**Written request**
Return only the number of lines in the entries below that hold the word "title".

┌────────

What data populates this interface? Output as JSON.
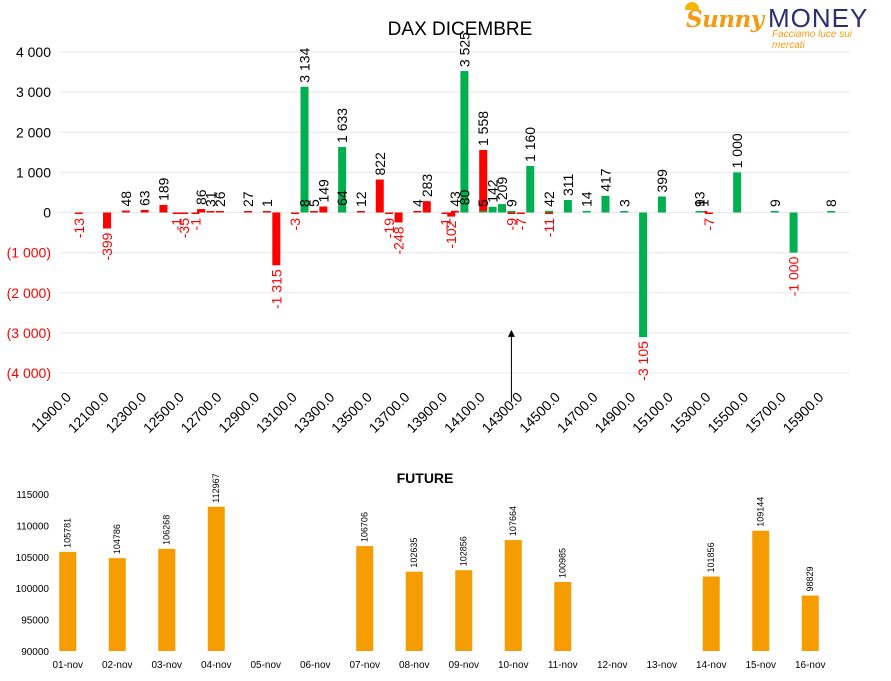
{
  "logo": {
    "brand_left": "Sunny",
    "brand_right": "MONEY",
    "tagline": "Facciamo luce sui mercati"
  },
  "colors": {
    "positive": "#00b050",
    "negative": "#ff0000",
    "future_bar": "#f59c00",
    "grid": "#e8e8e8"
  },
  "chart_data": [
    {
      "type": "bar",
      "title": "DAX DICEMBRE",
      "ylim": [
        -4000,
        4000
      ],
      "ytick_labels": [
        "4 000",
        "3 000",
        "2 000",
        "1 000",
        "0",
        "(1 000)",
        "(2 000)",
        "(3 000)",
        "(4 000)"
      ],
      "x_tick_labels": [
        "11900.0",
        "12100.0",
        "12300.0",
        "12500.0",
        "12700.0",
        "12900.0",
        "13100.0",
        "13300.0",
        "13500.0",
        "13700.0",
        "13900.0",
        "14100.0",
        "14300.0",
        "14500.0",
        "14700.0",
        "14900.0",
        "15100.0",
        "15300.0",
        "15500.0",
        "15700.0",
        "15900.0"
      ],
      "x_range": [
        11900,
        15900
      ],
      "grid": true,
      "current_level_marker": 14300,
      "series": [
        {
          "color": "negative",
          "points": [
            {
              "x": 12000,
              "y": -13,
              "label": "-13"
            },
            {
              "x": 12150,
              "y": -399,
              "label": "-399"
            },
            {
              "x": 12250,
              "y": 48,
              "label": "48"
            },
            {
              "x": 12350,
              "y": 63,
              "label": "63"
            },
            {
              "x": 12450,
              "y": 189,
              "label": "189"
            },
            {
              "x": 12520,
              "y": -1,
              "label": "-1"
            },
            {
              "x": 12560,
              "y": -35,
              "label": "-35"
            },
            {
              "x": 12620,
              "y": -1,
              "label": "-1"
            },
            {
              "x": 12650,
              "y": 86,
              "label": "86"
            },
            {
              "x": 12700,
              "y": 31,
              "label": "31"
            },
            {
              "x": 12750,
              "y": 26,
              "label": "26"
            },
            {
              "x": 12900,
              "y": 27,
              "label": "27"
            },
            {
              "x": 13000,
              "y": 1,
              "label": "1"
            },
            {
              "x": 13050,
              "y": -1315,
              "label": "-1 315"
            },
            {
              "x": 13150,
              "y": -3,
              "label": "-3"
            },
            {
              "x": 13200,
              "y": 8,
              "label": "8"
            },
            {
              "x": 13250,
              "y": 5,
              "label": "5"
            },
            {
              "x": 13300,
              "y": 149,
              "label": "149"
            },
            {
              "x": 13400,
              "y": 64,
              "label": "64"
            },
            {
              "x": 13500,
              "y": 12,
              "label": "12"
            },
            {
              "x": 13600,
              "y": 822,
              "label": "822"
            },
            {
              "x": 13650,
              "y": -19,
              "label": "-19"
            },
            {
              "x": 13700,
              "y": -248,
              "label": "-248"
            },
            {
              "x": 13800,
              "y": 4,
              "label": "4"
            },
            {
              "x": 13850,
              "y": 283,
              "label": "283"
            },
            {
              "x": 13950,
              "y": -1,
              "label": "-1"
            },
            {
              "x": 13980,
              "y": -102,
              "label": "-102"
            },
            {
              "x": 14000,
              "y": 43,
              "label": "43"
            },
            {
              "x": 14050,
              "y": 80,
              "label": "80"
            },
            {
              "x": 14150,
              "y": 1558,
              "label": "1 558"
            },
            {
              "x": 14300,
              "y": -9,
              "label": "-9"
            },
            {
              "x": 14350,
              "y": -7,
              "label": "-7"
            },
            {
              "x": 14500,
              "y": -11,
              "label": "-11"
            },
            {
              "x": 15300,
              "y": 13,
              "label": "13"
            },
            {
              "x": 15320,
              "y": 1,
              "label": "1"
            },
            {
              "x": 15350,
              "y": -7,
              "label": "-7"
            }
          ]
        },
        {
          "color": "positive",
          "points": [
            {
              "x": 13200,
              "y": 3134,
              "label": "3 134"
            },
            {
              "x": 13400,
              "y": 1633,
              "label": "1 633"
            },
            {
              "x": 14050,
              "y": 3525,
              "label": "3 525"
            },
            {
              "x": 14150,
              "y": 5,
              "label": "5"
            },
            {
              "x": 14200,
              "y": 142,
              "label": "142"
            },
            {
              "x": 14250,
              "y": 209,
              "label": "209"
            },
            {
              "x": 14300,
              "y": 9,
              "label": "9"
            },
            {
              "x": 14400,
              "y": 1160,
              "label": "1 160"
            },
            {
              "x": 14500,
              "y": 42,
              "label": "42"
            },
            {
              "x": 14600,
              "y": 311,
              "label": "311"
            },
            {
              "x": 14700,
              "y": 14,
              "label": "14"
            },
            {
              "x": 14800,
              "y": 417,
              "label": "417"
            },
            {
              "x": 14900,
              "y": 3,
              "label": "3"
            },
            {
              "x": 15000,
              "y": -3105,
              "label": "-3 105"
            },
            {
              "x": 15100,
              "y": 399,
              "label": "399"
            },
            {
              "x": 15300,
              "y": 9,
              "label": "9"
            },
            {
              "x": 15500,
              "y": 1000,
              "label": "1 000"
            },
            {
              "x": 15700,
              "y": 9,
              "label": "9"
            },
            {
              "x": 15800,
              "y": -1000,
              "label": "-1 000"
            },
            {
              "x": 16000,
              "y": 8,
              "label": "8"
            }
          ]
        }
      ]
    },
    {
      "type": "bar",
      "title": "FUTURE",
      "ylim": [
        90000,
        115000
      ],
      "ytick_labels": [
        "115000",
        "110000",
        "105000",
        "100000",
        "95000",
        "90000"
      ],
      "categories": [
        "01-nov",
        "02-nov",
        "03-nov",
        "04-nov",
        "05-nov",
        "06-nov",
        "07-nov",
        "08-nov",
        "09-nov",
        "10-nov",
        "11-nov",
        "12-nov",
        "13-nov",
        "14-nov",
        "15-nov",
        "16-nov"
      ],
      "values": [
        105781,
        104786,
        106268,
        112967,
        null,
        null,
        106706,
        102635,
        102856,
        107664,
        100985,
        null,
        null,
        101856,
        109144,
        98829
      ],
      "value_labels": [
        "105781",
        "104786",
        "106268",
        "112967",
        "",
        "",
        "106706",
        "102635",
        "102856",
        "107664",
        "100985",
        "",
        "",
        "101856",
        "109144",
        "98829"
      ],
      "grid": false
    }
  ]
}
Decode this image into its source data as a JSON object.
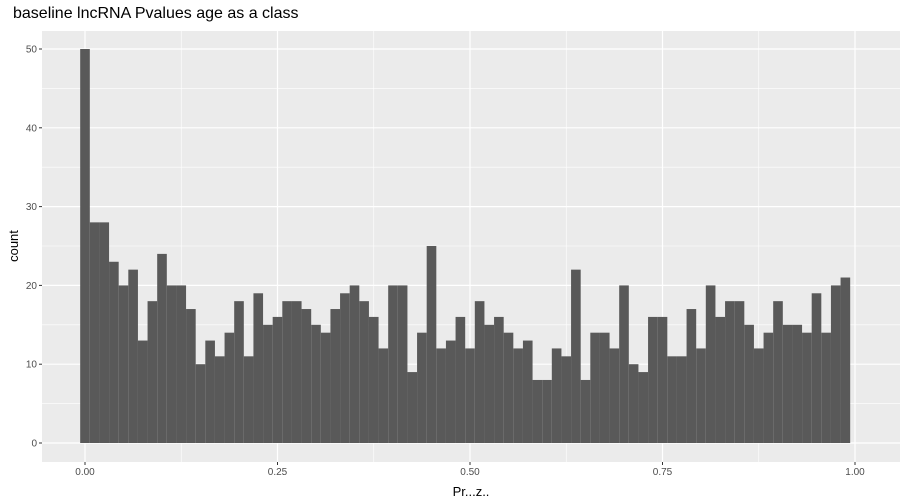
{
  "chart_data": {
    "type": "bar",
    "title": "baseline lncRNA Pvalues age as a class",
    "xlabel": "Pr...z..",
    "ylabel": "count",
    "xlim": [
      -0.0125,
      1.0125
    ],
    "ylim": [
      0,
      50
    ],
    "x_ticks": [
      0.0,
      0.25,
      0.5,
      0.75,
      1.0
    ],
    "x_tick_labels": [
      "0.00",
      "0.25",
      "0.50",
      "0.75",
      "1.00"
    ],
    "y_ticks": [
      0,
      10,
      20,
      30,
      40,
      50
    ],
    "y_tick_labels": [
      "0",
      "10",
      "20",
      "30",
      "40",
      "50"
    ],
    "bin_width": 0.0125,
    "bin_centers": [
      0.0,
      0.0125,
      0.025,
      0.0375,
      0.05,
      0.0625,
      0.075,
      0.0875,
      0.1,
      0.1125,
      0.125,
      0.1375,
      0.15,
      0.1625,
      0.175,
      0.1875,
      0.2,
      0.2125,
      0.225,
      0.2375,
      0.25,
      0.2625,
      0.275,
      0.2875,
      0.3,
      0.3125,
      0.325,
      0.3375,
      0.35,
      0.3625,
      0.375,
      0.3875,
      0.4,
      0.4125,
      0.425,
      0.4375,
      0.45,
      0.4625,
      0.475,
      0.4875,
      0.5,
      0.5125,
      0.525,
      0.5375,
      0.55,
      0.5625,
      0.575,
      0.5875,
      0.6,
      0.6125,
      0.625,
      0.6375,
      0.65,
      0.6625,
      0.675,
      0.6875,
      0.7,
      0.7125,
      0.725,
      0.7375,
      0.75,
      0.7625,
      0.775,
      0.7875,
      0.8,
      0.8125,
      0.825,
      0.8375,
      0.85,
      0.8625,
      0.875,
      0.8875,
      0.9,
      0.9125,
      0.925,
      0.9375,
      0.95,
      0.9625,
      0.975,
      0.9875,
      1.0
    ],
    "values": [
      50,
      28,
      28,
      23,
      20,
      22,
      13,
      18,
      24,
      20,
      20,
      17,
      10,
      13,
      11,
      14,
      18,
      11,
      19,
      15,
      16,
      18,
      18,
      17,
      15,
      14,
      17,
      19,
      20,
      18,
      16,
      12,
      20,
      20,
      9,
      14,
      25,
      12,
      13,
      16,
      12,
      18,
      15,
      16,
      14,
      12,
      13,
      8,
      8,
      12,
      11,
      22,
      8,
      14,
      14,
      12,
      20,
      10,
      9,
      16,
      16,
      11,
      11,
      17,
      12,
      20,
      16,
      18,
      18,
      15,
      12,
      14,
      18,
      15,
      15,
      14,
      19,
      14,
      20,
      21,
      0
    ],
    "bar_color": "#595959",
    "panel_background": "#ebebeb",
    "grid": true,
    "grid_color": "#ffffff"
  }
}
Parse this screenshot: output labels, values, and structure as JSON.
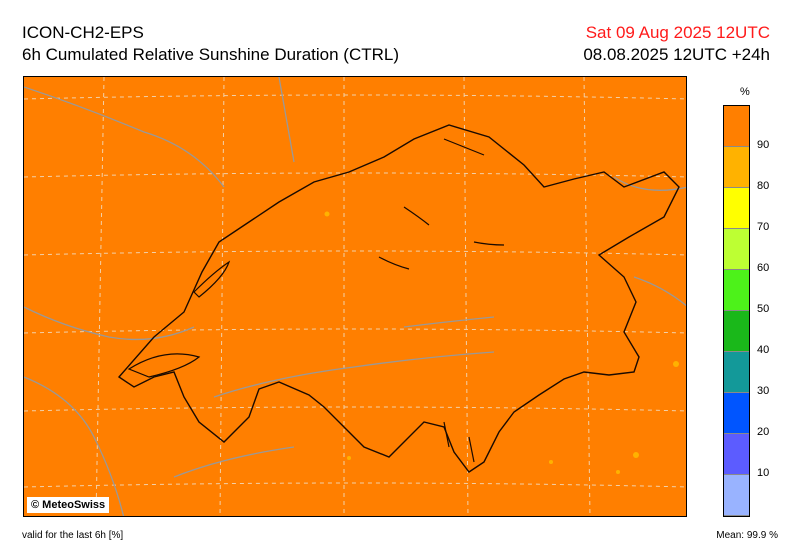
{
  "header": {
    "model": "ICON-CH2-EPS",
    "product": "6h Cumulated Relative Sunshine Duration (CTRL)",
    "valid_date": "Sat 09 Aug 2025 12UTC",
    "run_info": "08.08.2025 12UTC +24h"
  },
  "map": {
    "copyright": "© MeteoSwiss",
    "fill_color": "#ff7f00"
  },
  "legend": {
    "unit": "%",
    "colors": [
      "#ff7f00",
      "#ffb200",
      "#ffff00",
      "#bdff33",
      "#4df21a",
      "#1ab81a",
      "#139999",
      "#0055ff",
      "#5c5cff",
      "#99b3ff"
    ],
    "labels": [
      "90",
      "80",
      "70",
      "60",
      "50",
      "40",
      "30",
      "20",
      "10"
    ]
  },
  "footer": {
    "validity": "valid for the last 6h [%]",
    "mean": "Mean:  99.9 %"
  }
}
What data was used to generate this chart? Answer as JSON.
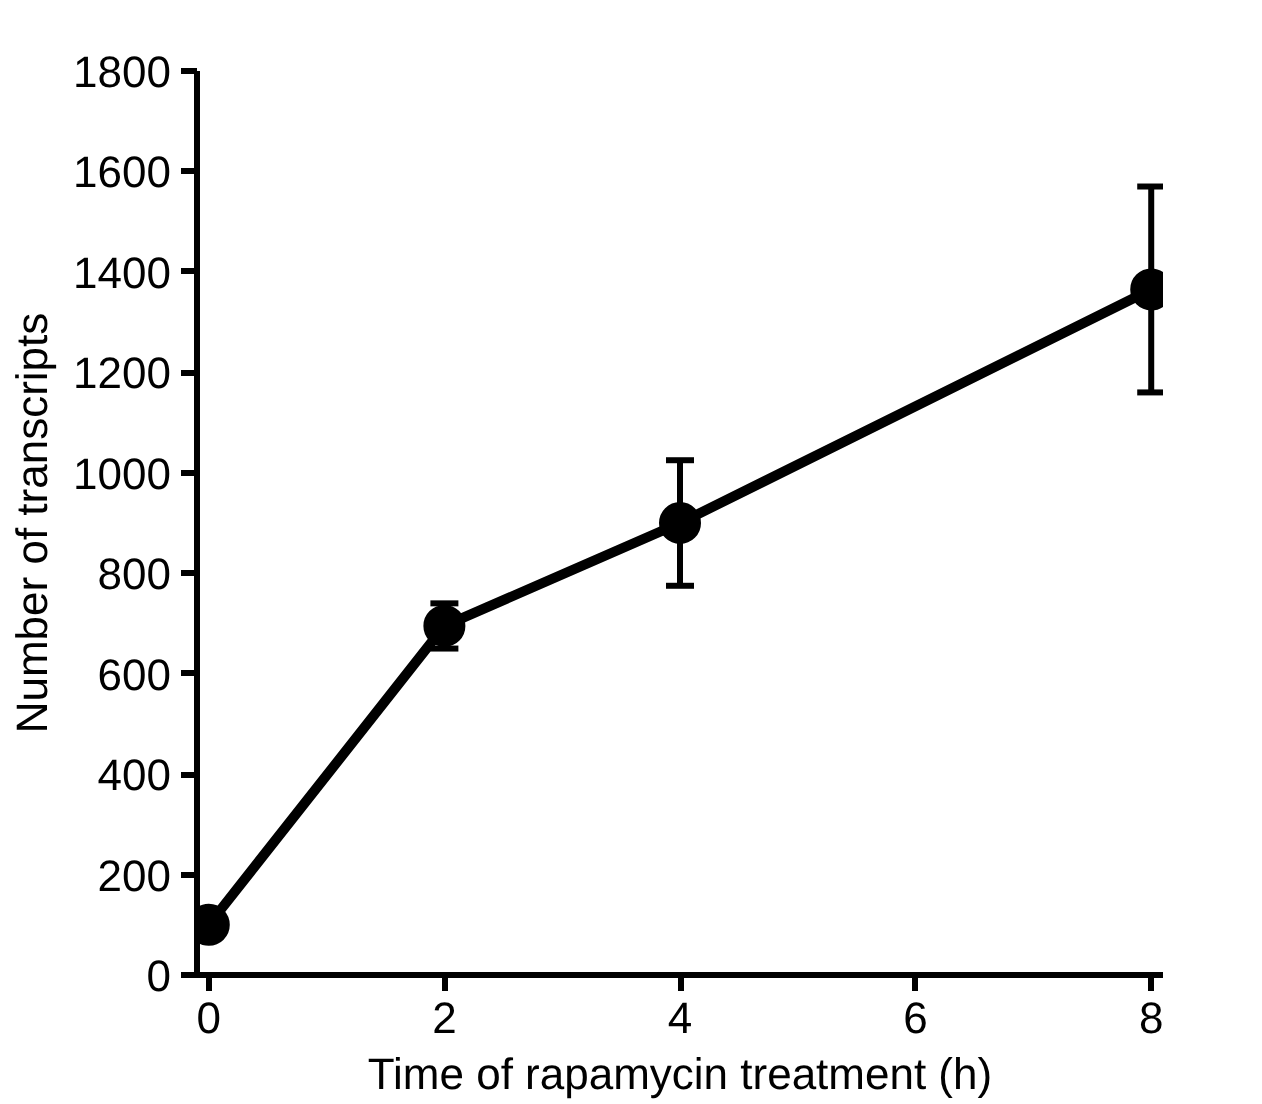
{
  "chart_data": {
    "type": "line",
    "xlabel": "Time of rapamycin treatment (h)",
    "ylabel": "Number of transcripts",
    "x": [
      0,
      2,
      4,
      8
    ],
    "series": [
      {
        "color": "#000000",
        "values": [
          100,
          695,
          900,
          1365
        ],
        "errors": [
          null,
          45,
          125,
          205
        ]
      }
    ],
    "xlim": [
      -0.1,
      8.1
    ],
    "xticks": [
      0,
      2,
      4,
      6,
      8
    ],
    "ylim": [
      0,
      1800
    ],
    "yticks": [
      0,
      200,
      400,
      600,
      800,
      1000,
      1200,
      1400,
      1600,
      1800
    ],
    "grid": false,
    "marker": "circle",
    "line_style": "solid"
  }
}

└────────

**Reply**
3